• ENTRIES
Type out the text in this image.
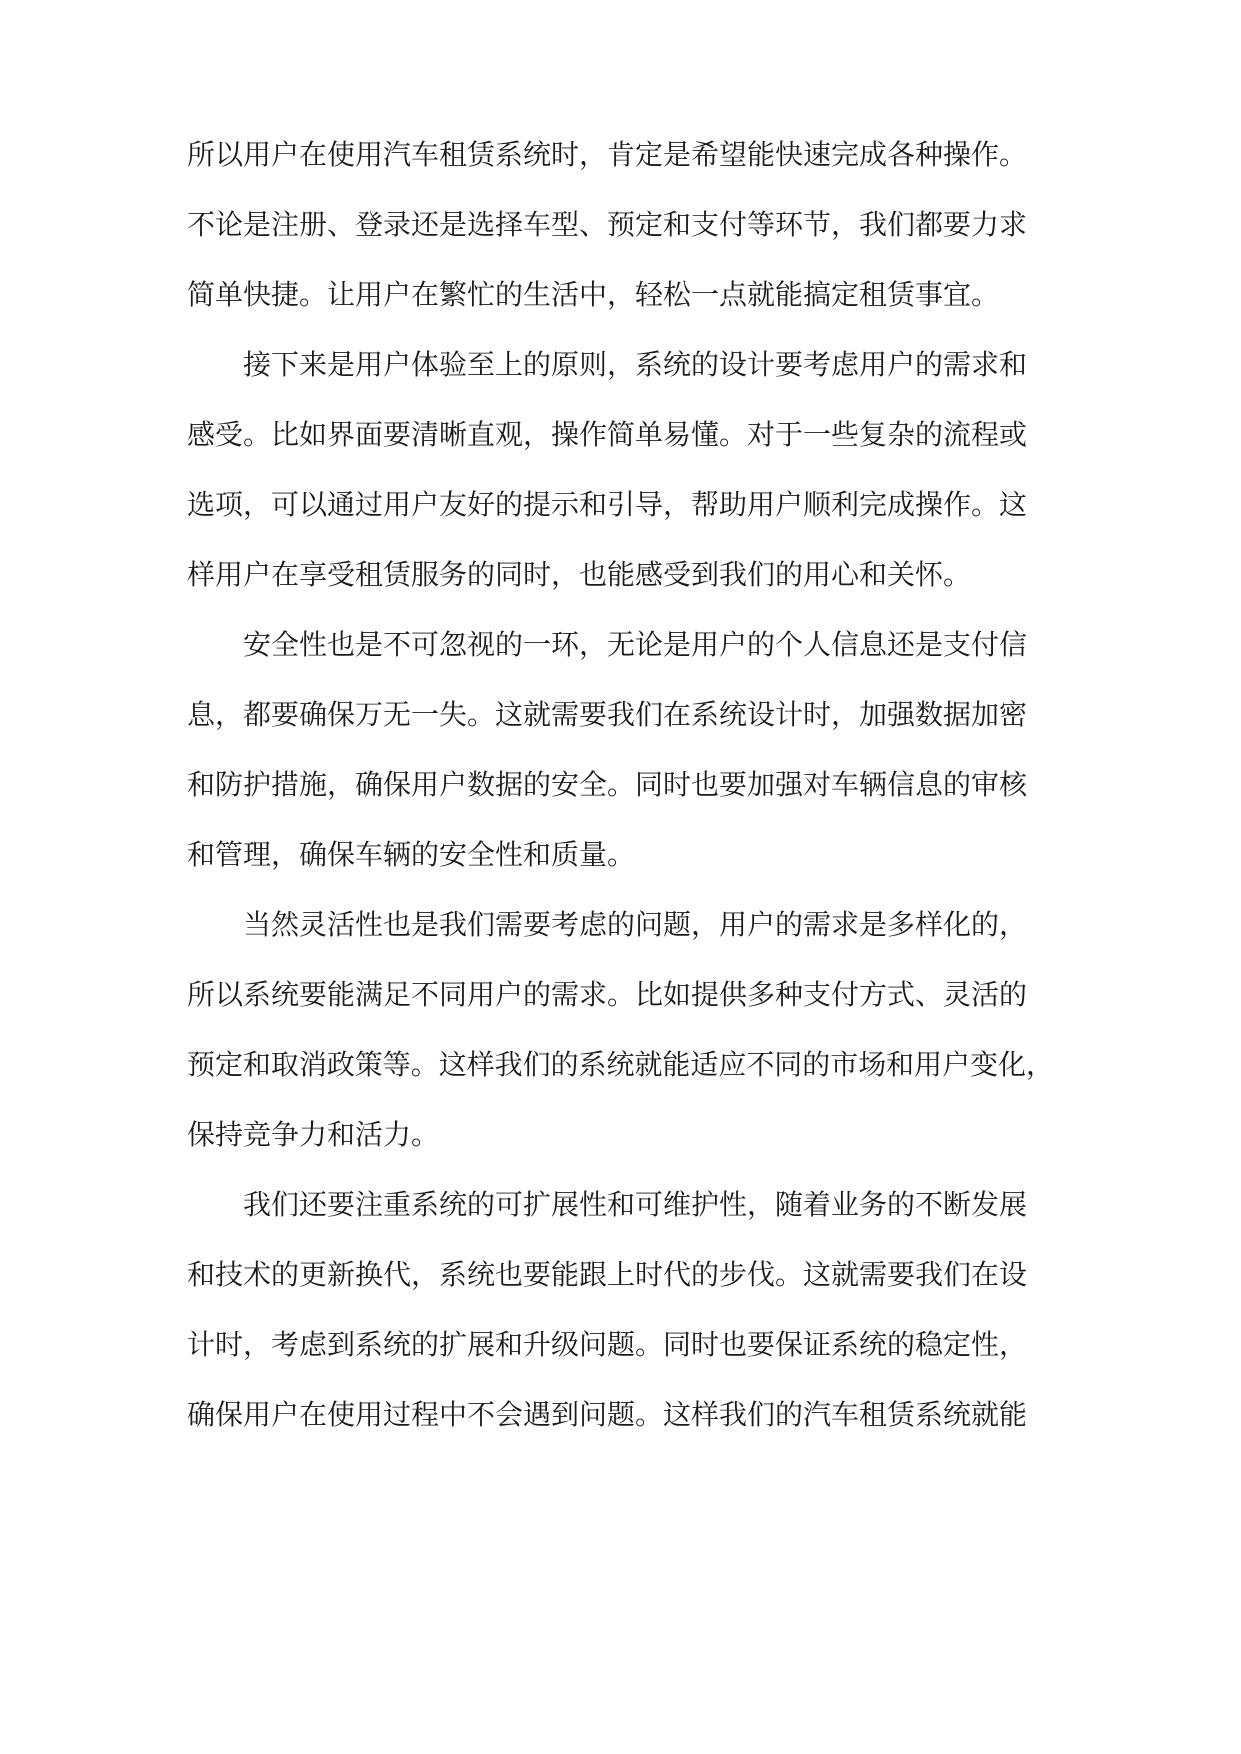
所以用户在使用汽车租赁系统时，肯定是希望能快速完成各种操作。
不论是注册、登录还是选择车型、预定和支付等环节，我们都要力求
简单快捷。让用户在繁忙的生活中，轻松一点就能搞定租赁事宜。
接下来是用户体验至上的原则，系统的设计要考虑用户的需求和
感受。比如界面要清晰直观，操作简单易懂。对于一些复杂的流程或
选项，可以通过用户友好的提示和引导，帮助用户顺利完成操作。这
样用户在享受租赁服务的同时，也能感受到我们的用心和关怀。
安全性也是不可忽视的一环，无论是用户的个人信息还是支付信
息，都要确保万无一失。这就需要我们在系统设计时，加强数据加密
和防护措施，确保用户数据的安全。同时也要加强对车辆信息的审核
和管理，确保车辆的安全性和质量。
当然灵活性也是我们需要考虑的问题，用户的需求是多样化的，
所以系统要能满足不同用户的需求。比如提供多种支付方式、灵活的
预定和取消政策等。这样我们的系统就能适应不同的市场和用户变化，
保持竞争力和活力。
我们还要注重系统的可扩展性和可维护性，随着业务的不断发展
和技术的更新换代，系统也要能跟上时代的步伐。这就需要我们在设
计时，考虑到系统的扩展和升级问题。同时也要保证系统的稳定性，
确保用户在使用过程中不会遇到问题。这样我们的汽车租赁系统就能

...

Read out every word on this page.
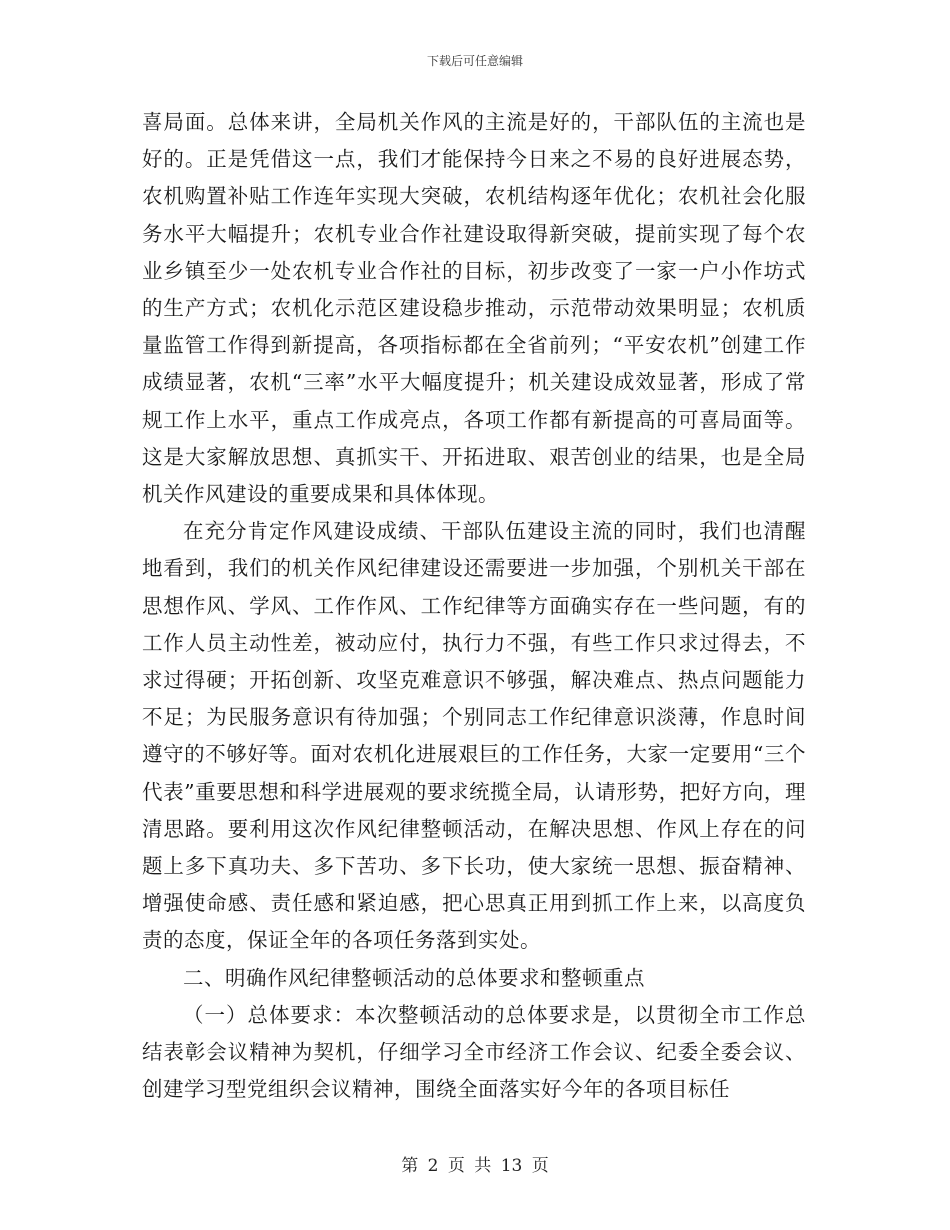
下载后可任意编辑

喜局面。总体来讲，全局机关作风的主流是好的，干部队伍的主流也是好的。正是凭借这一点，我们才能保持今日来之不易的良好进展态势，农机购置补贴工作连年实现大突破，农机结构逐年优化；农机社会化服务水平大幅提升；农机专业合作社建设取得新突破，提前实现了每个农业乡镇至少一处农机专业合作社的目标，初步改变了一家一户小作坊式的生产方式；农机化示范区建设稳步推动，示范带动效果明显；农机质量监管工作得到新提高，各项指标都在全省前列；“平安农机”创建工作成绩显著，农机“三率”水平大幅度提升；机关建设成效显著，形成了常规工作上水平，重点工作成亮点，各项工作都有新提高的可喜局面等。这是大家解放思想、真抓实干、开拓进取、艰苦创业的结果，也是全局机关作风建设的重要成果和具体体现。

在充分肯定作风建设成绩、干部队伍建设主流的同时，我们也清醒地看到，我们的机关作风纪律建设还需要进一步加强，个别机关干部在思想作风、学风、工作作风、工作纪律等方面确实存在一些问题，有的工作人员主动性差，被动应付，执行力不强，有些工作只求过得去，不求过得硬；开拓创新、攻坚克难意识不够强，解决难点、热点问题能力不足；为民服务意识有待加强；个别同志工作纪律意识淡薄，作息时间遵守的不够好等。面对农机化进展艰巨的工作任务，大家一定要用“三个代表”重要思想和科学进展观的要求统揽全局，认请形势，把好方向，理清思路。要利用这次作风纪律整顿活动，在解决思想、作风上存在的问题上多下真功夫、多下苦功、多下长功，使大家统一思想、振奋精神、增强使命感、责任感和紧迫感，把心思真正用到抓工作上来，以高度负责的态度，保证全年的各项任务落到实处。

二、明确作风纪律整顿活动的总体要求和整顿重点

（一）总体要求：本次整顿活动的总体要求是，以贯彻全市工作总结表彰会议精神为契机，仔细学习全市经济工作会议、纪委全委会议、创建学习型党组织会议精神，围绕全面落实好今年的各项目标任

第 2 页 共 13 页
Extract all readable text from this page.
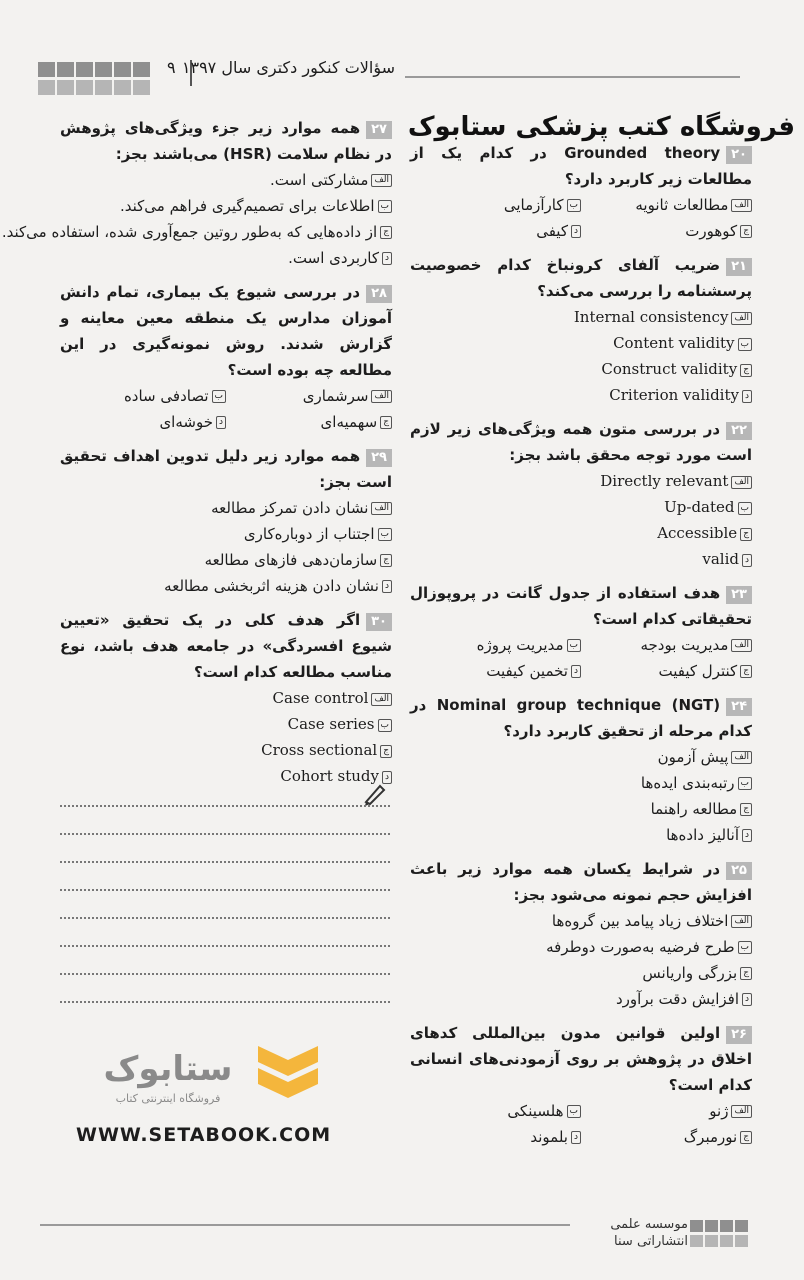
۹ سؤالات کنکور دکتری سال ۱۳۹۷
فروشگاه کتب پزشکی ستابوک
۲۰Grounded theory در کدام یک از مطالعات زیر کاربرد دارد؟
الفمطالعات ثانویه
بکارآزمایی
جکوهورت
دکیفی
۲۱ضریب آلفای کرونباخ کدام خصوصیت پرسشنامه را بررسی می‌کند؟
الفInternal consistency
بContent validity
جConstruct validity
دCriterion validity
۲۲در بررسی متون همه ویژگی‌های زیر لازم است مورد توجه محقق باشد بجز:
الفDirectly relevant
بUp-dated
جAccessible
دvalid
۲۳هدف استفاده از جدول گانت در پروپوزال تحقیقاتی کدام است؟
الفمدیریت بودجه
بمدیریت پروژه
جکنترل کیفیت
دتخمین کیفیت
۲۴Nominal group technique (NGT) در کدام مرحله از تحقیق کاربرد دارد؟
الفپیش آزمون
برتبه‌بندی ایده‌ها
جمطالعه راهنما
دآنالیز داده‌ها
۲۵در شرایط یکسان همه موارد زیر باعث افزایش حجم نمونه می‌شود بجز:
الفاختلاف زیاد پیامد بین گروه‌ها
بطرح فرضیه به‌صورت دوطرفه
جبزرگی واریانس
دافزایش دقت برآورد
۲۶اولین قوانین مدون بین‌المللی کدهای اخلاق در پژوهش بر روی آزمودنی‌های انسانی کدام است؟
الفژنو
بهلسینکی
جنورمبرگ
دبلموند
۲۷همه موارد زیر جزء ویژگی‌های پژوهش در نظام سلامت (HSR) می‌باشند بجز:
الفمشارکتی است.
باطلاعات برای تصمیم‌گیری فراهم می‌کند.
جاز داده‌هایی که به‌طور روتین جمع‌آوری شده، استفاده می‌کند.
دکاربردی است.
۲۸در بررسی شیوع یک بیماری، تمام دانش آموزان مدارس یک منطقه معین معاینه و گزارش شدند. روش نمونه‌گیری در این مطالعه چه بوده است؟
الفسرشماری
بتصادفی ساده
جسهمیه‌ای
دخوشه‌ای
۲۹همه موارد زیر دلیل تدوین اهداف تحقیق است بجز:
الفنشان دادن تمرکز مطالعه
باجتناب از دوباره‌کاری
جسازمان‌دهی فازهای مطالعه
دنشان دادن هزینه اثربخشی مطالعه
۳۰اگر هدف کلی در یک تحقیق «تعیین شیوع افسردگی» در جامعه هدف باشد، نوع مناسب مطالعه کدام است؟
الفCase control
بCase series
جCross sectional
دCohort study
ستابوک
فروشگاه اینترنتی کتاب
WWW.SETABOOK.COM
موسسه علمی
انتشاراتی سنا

• GOAL
Pull every line containing "validity" out of the records.

• FULL OUTPUT
بContent validity
جConstruct validity
دCriterion validity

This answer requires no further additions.